■ **Supplied material**:
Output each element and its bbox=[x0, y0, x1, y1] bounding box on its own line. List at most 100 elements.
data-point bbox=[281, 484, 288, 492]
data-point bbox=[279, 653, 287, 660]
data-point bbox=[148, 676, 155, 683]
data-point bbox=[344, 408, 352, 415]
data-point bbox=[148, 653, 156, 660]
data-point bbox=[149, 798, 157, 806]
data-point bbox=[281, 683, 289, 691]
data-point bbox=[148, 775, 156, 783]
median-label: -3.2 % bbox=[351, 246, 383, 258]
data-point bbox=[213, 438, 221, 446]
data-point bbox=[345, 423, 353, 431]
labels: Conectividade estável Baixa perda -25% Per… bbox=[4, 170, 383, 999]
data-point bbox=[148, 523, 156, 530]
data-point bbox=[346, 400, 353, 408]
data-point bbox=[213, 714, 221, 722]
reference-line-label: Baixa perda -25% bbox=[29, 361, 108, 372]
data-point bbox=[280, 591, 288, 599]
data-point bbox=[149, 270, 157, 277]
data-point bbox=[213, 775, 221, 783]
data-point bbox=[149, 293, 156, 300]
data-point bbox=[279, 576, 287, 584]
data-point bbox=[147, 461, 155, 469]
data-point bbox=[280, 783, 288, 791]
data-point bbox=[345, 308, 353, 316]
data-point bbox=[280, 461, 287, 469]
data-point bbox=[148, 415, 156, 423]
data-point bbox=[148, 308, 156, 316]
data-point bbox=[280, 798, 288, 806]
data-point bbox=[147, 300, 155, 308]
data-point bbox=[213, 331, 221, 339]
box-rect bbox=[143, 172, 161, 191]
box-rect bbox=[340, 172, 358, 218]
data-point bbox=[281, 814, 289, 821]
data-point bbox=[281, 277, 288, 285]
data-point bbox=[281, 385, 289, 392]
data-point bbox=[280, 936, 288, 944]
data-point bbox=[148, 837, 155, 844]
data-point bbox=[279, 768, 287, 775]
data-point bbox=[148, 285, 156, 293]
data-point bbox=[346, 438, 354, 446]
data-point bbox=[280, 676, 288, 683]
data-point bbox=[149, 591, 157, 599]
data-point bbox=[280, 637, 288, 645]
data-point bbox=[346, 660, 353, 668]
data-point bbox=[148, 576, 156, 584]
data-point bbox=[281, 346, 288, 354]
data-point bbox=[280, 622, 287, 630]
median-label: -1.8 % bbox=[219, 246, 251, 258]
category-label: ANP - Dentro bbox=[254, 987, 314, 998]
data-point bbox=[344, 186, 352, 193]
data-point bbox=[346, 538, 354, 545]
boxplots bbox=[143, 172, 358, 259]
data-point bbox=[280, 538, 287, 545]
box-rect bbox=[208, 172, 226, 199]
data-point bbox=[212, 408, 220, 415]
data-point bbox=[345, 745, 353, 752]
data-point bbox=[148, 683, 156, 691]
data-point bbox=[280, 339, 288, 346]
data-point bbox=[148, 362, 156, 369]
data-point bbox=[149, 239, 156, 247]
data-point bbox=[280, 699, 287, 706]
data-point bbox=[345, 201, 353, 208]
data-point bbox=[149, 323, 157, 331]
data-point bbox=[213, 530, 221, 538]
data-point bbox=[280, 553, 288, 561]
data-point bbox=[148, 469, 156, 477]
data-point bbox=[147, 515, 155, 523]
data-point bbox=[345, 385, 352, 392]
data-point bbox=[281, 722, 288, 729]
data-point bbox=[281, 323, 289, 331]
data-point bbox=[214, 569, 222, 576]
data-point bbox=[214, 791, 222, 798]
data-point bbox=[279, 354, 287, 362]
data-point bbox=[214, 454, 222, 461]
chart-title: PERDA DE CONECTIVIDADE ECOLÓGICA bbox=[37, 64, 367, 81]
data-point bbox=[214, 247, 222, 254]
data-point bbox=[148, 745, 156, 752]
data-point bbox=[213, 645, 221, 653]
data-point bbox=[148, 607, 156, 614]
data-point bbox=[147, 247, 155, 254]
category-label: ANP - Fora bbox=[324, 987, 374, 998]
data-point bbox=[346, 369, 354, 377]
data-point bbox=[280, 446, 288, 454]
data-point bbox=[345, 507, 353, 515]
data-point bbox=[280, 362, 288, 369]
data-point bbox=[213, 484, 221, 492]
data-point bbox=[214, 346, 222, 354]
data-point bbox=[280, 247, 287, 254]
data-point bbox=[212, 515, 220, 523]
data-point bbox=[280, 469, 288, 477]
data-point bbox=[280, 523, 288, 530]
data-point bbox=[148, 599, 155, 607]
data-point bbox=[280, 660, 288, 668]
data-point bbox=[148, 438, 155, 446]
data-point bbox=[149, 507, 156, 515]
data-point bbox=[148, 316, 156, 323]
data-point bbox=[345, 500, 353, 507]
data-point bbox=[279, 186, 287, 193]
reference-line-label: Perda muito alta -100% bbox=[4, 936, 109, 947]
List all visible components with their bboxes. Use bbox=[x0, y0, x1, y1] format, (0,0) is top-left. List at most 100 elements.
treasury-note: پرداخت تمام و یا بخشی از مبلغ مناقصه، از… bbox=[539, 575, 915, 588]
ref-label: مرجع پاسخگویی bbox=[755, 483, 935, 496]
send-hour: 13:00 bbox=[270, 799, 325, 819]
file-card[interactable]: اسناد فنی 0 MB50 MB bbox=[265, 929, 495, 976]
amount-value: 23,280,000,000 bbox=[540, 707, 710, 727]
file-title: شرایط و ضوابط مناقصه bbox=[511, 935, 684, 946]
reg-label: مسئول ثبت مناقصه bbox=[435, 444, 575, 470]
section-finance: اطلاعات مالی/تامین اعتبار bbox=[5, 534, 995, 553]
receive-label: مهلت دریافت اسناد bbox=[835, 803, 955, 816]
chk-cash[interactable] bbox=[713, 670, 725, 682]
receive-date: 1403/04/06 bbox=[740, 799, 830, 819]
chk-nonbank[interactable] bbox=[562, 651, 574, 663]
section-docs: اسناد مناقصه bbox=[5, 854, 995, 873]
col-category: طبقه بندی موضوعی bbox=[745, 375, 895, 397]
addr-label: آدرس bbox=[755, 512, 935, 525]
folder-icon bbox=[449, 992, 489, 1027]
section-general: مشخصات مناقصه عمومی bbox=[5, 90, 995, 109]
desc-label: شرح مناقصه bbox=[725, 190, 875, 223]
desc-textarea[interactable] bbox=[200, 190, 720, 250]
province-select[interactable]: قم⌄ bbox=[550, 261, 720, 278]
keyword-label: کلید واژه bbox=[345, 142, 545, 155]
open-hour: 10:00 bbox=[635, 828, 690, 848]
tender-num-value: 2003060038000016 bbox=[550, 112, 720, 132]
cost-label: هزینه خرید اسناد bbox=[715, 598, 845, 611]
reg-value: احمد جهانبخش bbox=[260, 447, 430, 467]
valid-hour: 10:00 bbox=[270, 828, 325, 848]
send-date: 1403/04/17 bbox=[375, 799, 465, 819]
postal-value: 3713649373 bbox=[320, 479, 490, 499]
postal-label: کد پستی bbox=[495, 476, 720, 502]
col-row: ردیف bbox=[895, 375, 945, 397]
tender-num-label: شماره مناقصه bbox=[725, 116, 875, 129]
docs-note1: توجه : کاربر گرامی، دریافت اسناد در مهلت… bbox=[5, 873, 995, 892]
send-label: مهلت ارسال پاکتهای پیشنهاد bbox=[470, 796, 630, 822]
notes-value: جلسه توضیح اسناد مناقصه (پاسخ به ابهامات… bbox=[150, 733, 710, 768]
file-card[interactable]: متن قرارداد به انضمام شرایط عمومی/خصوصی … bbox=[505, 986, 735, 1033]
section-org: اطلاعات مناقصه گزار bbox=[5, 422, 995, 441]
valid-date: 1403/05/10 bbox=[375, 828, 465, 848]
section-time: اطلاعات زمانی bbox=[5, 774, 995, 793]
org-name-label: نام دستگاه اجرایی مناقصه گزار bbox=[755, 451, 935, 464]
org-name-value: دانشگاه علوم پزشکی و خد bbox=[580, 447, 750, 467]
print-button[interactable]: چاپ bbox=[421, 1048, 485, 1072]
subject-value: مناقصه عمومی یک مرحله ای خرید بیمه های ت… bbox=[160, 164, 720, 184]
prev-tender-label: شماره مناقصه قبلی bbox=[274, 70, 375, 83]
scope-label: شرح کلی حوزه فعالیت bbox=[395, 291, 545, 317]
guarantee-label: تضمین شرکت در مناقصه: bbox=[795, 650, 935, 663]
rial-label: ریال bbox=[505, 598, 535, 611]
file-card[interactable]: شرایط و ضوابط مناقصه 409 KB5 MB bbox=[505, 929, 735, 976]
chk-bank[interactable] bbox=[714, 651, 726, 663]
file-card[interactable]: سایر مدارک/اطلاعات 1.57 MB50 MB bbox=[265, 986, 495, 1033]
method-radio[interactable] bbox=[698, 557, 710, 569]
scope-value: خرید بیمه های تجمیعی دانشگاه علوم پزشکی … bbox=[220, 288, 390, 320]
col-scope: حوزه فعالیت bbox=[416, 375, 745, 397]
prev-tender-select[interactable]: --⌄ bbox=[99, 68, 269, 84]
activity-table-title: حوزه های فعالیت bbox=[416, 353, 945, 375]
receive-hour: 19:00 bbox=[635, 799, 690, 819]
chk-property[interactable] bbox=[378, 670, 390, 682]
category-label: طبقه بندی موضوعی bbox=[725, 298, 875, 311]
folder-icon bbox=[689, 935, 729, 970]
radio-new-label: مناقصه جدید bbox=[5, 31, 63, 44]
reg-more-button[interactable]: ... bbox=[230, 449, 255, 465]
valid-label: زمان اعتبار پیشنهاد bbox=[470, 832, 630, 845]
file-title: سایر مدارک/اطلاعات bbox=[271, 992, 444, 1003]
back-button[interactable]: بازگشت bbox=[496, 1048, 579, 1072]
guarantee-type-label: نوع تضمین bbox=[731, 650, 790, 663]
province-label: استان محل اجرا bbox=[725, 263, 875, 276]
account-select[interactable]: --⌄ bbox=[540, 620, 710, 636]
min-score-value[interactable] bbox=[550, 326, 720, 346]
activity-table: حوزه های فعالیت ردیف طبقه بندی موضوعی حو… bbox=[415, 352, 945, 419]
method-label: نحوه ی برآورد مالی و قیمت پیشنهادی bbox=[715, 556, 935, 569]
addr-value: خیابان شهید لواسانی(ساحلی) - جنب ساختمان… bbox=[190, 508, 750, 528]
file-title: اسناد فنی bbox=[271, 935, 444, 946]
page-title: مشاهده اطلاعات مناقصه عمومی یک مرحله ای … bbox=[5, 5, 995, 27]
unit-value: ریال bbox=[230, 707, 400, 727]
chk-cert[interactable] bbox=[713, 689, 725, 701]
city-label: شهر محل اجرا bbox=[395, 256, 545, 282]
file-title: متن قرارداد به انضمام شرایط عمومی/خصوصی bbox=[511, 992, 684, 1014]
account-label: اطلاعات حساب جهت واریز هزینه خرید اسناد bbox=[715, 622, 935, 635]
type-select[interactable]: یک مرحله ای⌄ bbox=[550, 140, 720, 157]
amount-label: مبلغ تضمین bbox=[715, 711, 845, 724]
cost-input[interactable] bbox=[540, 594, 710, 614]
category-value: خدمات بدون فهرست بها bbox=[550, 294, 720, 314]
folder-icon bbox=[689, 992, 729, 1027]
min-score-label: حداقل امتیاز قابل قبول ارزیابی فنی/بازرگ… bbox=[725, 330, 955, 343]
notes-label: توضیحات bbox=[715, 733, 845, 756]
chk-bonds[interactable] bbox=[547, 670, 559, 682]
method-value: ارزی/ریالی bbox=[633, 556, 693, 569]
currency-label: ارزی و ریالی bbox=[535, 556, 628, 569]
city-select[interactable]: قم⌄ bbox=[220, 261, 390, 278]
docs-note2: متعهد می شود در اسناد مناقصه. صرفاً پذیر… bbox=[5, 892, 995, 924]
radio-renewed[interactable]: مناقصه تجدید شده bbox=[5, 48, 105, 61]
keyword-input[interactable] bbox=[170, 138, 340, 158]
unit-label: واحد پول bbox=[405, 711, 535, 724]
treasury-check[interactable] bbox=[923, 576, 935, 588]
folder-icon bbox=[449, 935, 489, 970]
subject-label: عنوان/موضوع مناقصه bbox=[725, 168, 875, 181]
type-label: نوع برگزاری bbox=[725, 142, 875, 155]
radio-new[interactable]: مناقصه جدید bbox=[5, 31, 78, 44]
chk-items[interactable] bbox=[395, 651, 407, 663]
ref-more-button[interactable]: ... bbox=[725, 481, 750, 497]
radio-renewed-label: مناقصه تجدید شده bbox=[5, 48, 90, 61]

■ **Problem to solve**: Change "median-label" to "median-caption" in everything from the start of the material down to the line containing "category-label: ANP - Dentro", and return only those lines with nothing else altered.

■ **Task solution**:
Output each element and its bbox=[x0, y0, x1, y1] bounding box on its own line. List at most 100 elements.
data-point bbox=[281, 484, 288, 492]
data-point bbox=[279, 653, 287, 660]
data-point bbox=[148, 676, 155, 683]
data-point bbox=[344, 408, 352, 415]
data-point bbox=[148, 653, 156, 660]
data-point bbox=[149, 798, 157, 806]
data-point bbox=[281, 683, 289, 691]
data-point bbox=[148, 775, 156, 783]
median-caption: -3.2 % bbox=[351, 246, 383, 258]
data-point bbox=[213, 438, 221, 446]
data-point bbox=[345, 423, 353, 431]
labels: Conectividade estável Baixa perda -25% Per… bbox=[4, 170, 383, 999]
data-point bbox=[148, 523, 156, 530]
data-point bbox=[346, 400, 353, 408]
data-point bbox=[213, 714, 221, 722]
reference-line-label: Baixa perda -25% bbox=[29, 361, 108, 372]
data-point bbox=[280, 591, 288, 599]
data-point bbox=[149, 270, 157, 277]
data-point bbox=[213, 775, 221, 783]
data-point bbox=[149, 293, 156, 300]
data-point bbox=[279, 576, 287, 584]
data-point bbox=[147, 461, 155, 469]
data-point bbox=[280, 783, 288, 791]
data-point bbox=[345, 308, 353, 316]
data-point bbox=[280, 461, 287, 469]
data-point bbox=[148, 415, 156, 423]
data-point bbox=[148, 308, 156, 316]
data-point bbox=[280, 798, 288, 806]
data-point bbox=[147, 300, 155, 308]
data-point bbox=[213, 331, 221, 339]
box-rect bbox=[143, 172, 161, 191]
box-rect bbox=[340, 172, 358, 218]
data-point bbox=[281, 814, 289, 821]
data-point bbox=[281, 277, 288, 285]
data-point bbox=[281, 385, 289, 392]
data-point bbox=[280, 936, 288, 944]
data-point bbox=[148, 837, 155, 844]
data-point bbox=[279, 768, 287, 775]
data-point bbox=[148, 285, 156, 293]
data-point bbox=[346, 438, 354, 446]
data-point bbox=[280, 676, 288, 683]
data-point bbox=[149, 591, 157, 599]
data-point bbox=[280, 637, 288, 645]
data-point bbox=[346, 660, 353, 668]
data-point bbox=[148, 576, 156, 584]
data-point bbox=[281, 346, 288, 354]
data-point bbox=[280, 622, 287, 630]
median-caption: -1.8 % bbox=[219, 246, 251, 258]
category-label: ANP - Dentro bbox=[254, 987, 314, 998]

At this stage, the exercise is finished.